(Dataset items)
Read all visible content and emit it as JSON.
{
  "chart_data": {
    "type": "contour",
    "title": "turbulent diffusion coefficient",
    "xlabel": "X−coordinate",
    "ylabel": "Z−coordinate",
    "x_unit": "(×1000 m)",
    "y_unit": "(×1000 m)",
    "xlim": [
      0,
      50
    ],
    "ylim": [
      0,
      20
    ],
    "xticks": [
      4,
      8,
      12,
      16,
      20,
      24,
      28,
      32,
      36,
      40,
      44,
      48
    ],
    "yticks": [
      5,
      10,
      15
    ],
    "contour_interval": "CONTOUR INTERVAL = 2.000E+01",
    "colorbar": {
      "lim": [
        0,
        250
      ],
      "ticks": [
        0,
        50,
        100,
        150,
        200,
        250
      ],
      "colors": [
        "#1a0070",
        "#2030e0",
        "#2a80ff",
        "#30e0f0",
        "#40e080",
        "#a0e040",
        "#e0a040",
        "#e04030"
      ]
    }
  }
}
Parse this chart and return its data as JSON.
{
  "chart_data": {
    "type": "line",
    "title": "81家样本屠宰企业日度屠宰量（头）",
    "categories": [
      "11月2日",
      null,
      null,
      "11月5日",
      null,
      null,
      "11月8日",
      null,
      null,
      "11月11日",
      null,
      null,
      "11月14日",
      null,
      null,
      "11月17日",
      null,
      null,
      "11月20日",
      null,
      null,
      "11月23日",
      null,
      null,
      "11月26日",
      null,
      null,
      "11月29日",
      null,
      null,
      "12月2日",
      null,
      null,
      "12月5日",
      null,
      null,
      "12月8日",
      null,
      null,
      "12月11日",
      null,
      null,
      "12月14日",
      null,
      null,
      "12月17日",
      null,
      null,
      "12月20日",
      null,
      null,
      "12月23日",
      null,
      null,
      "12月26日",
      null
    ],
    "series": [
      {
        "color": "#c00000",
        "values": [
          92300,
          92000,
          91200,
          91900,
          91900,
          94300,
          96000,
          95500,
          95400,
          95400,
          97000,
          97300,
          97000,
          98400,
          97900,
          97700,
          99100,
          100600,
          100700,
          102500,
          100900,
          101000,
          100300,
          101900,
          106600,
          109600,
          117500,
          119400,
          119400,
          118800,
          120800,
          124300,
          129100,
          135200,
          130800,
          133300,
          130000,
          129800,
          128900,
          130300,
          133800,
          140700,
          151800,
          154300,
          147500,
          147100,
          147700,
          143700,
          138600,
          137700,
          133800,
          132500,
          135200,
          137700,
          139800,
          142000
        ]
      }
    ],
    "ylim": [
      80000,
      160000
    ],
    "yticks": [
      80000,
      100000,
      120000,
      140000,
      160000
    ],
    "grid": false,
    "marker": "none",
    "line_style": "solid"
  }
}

- [WHAT THE TASK ASKS]: Report every line in the data above in which the word "JSON" appears.

- [OUTPUT FOR THIS EXERCISE]:
Read all visible content and emit it as JSON.
Parse this chart and return its data as JSON.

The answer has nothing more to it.